» **Task description**
Transcribe the records below exactly.

=======

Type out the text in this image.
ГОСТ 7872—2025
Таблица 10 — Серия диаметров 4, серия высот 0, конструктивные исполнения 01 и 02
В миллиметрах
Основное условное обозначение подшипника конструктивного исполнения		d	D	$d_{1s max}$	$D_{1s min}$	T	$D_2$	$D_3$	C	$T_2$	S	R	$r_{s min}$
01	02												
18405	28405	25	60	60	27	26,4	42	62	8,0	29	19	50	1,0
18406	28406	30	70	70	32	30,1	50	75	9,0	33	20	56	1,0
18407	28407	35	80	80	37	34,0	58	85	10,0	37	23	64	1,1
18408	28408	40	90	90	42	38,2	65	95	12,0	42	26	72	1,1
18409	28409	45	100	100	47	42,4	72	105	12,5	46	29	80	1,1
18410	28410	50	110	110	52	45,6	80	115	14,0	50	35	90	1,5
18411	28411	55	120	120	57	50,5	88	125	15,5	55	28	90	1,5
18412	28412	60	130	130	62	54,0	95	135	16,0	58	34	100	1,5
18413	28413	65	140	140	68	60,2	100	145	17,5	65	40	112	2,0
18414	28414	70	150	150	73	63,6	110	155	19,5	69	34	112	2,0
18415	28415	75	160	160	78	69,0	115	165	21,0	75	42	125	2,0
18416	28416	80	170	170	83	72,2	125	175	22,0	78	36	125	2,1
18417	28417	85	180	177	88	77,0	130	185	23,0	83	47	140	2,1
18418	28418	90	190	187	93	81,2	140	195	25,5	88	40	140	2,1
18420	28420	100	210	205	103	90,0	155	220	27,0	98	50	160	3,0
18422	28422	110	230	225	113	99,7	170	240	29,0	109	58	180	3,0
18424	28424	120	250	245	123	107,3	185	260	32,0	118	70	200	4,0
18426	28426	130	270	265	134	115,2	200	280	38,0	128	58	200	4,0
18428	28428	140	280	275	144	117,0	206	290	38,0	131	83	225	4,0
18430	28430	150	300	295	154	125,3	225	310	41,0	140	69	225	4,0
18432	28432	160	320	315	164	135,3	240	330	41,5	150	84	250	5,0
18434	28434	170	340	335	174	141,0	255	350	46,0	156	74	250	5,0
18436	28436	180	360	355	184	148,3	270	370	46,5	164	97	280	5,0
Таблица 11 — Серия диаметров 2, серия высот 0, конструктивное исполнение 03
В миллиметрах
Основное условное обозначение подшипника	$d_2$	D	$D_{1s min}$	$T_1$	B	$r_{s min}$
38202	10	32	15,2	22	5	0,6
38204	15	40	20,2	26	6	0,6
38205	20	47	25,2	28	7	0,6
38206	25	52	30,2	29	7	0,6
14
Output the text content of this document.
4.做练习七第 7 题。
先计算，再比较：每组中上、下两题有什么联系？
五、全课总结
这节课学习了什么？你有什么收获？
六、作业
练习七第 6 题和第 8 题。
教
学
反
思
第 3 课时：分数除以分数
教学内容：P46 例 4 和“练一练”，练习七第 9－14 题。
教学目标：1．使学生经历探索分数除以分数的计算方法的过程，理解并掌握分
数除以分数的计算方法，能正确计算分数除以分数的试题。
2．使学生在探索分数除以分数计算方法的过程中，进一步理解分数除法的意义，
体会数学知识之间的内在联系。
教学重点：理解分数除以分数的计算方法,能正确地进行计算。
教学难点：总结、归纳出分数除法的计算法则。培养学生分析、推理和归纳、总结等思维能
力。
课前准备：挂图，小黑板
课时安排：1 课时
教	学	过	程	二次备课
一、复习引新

=======

» **Result for this task**
Type out the text in this image.
ГОСТ 7872—2025
Таблица 10 — Серия диаметров 4, серия высот 0, конструктивные исполнения 01 и 02
В миллиметрах
Основное условное обозначение подшипника конструктивного исполнения		d	D	$d_{1s max}$	$D_{1s min}$	T	$D_2$	$D_3$	C	$T_2$	S	R	$r_{s min}$
01	02												
18405	28405	25	60	60	27	26,4	42	62	8,0	29	19	50	1,0
18406	28406	30	70	70	32	30,1	50	75	9,0	33	20	56	1,0
18407	28407	35	80	80	37	34,0	58	85	10,0	37	23	64	1,1
18408	28408	40	90	90	42	38,2	65	95	12,0	42	26	72	1,1
18409	28409	45	100	100	47	42,4	72	105	12,5	46	29	80	1,1
18410	28410	50	110	110	52	45,6	80	115	14,0	50	35	90	1,5
18411	28411	55	120	120	57	50,5	88	125	15,5	55	28	90	1,5
18412	28412	60	130	130	62	54,0	95	135	16,0	58	34	100	1,5
18413	28413	65	140	140	68	60,2	100	145	17,5	65	40	112	2,0
18414	28414	70	150	150	73	63,6	110	155	19,5	69	34	112	2,0
18415	28415	75	160	160	78	69,0	115	165	21,0	75	42	125	2,0
18416	28416	80	170	170	83	72,2	125	175	22,0	78	36	125	2,1
18417	28417	85	180	177	88	77,0	130	185	23,0	83	47	140	2,1
18418	28418	90	190	187	93	81,2	140	195	25,5	88	40	140	2,1
18420	28420	100	210	205	103	90,0	155	220	27,0	98	50	160	3,0
18422	28422	110	230	225	113	99,7	170	240	29,0	109	58	180	3,0
18424	28424	120	250	245	123	107,3	185	260	32,0	118	70	200	4,0
18426	28426	130	270	265	134	115,2	200	280	38,0	128	58	200	4,0
18428	28428	140	280	275	144	117,0	206	290	38,0	131	83	225	4,0
18430	28430	150	300	295	154	125,3	225	310	41,0	140	69	225	4,0
18432	28432	160	320	315	164	135,3	240	330	41,5	150	84	250	5,0
18434	28434	170	340	335	174	141,0	255	350	46,0	156	74	250	5,0
18436	28436	180	360	355	184	148,3	270	370	46,5	164	97	280	5,0
Таблица 11 — Серия диаметров 2, серия высот 0, конструктивное исполнение 03
В миллиметрах
Основное условное обозначение подшипника	$d_2$	D	$D_{1s min}$	$T_1$	B	$r_{s min}$
38202	10	32	15,2	22	5	0,6
38204	15	40	20,2	26	6	0,6
38205	20	47	25,2	28	7	0,6
38206	25	52	30,2	29	7	0,6
14
Output the text content of this document.
4.做练习七第 7 题。
先计算，再比较：每组中上、下两题有什么联系？
五、全课总结
这节课学习了什么？你有什么收获？
六、作业
练习七第 6 题和第 8 题。
教
学
反
思
第 3 课时：分数除以分数
教学内容：P46 例 4 和“练一练”，练习七第 9－14 题。
教学目标：1．使学生经历探索分数除以分数的计算方法的过程，理解并掌握分
数除以分数的计算方法，能正确计算分数除以分数的试题。
2．使学生在探索分数除以分数计算方法的过程中，进一步理解分数除法的意义，
体会数学知识之间的内在联系。
教学重点：理解分数除以分数的计算方法,能正确地进行计算。
教学难点：总结、归纳出分数除法的计算法则。培养学生分析、推理和归纳、总结等思维能
力。
课前准备：挂图，小黑板
课时安排：1 课时
教	学	过	程	二次备课
一、复习引新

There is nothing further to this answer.